# Data extracted from a collection
########
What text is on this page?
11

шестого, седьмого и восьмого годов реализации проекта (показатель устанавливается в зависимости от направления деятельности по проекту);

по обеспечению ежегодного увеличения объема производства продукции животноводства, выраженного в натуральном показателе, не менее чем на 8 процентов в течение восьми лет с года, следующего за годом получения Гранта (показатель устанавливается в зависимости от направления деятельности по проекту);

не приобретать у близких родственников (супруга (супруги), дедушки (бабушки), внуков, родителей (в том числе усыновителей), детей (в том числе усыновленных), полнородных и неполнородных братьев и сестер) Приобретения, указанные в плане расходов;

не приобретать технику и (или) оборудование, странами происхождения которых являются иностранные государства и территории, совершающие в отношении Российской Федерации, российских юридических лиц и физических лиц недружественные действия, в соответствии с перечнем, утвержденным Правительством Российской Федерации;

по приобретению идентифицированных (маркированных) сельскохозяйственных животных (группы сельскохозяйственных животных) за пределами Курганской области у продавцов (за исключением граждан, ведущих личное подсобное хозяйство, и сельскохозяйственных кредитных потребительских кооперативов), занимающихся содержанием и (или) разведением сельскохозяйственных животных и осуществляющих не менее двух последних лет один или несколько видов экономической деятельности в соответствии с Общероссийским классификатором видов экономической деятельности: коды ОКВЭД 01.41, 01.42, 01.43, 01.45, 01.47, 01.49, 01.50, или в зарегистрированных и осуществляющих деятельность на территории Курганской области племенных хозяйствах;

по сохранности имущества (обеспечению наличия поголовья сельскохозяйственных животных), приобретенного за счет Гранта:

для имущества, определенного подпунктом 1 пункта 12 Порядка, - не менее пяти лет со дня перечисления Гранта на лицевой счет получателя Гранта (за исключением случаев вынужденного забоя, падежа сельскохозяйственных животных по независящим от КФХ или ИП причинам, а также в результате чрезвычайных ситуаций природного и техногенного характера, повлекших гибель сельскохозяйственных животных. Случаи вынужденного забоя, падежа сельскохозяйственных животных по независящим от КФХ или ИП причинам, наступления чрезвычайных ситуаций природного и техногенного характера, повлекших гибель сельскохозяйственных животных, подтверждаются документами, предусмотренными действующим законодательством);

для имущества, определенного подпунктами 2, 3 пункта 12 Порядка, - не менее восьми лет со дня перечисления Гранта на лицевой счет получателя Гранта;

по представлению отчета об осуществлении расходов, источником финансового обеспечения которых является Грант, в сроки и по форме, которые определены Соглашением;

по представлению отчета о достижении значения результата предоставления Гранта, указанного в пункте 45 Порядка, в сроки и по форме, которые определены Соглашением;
########
# DESCRIPTION OF THE TASK
Say the number of lines in the listing that hold "которых", with no added words.

# WRITTEN REPLY
2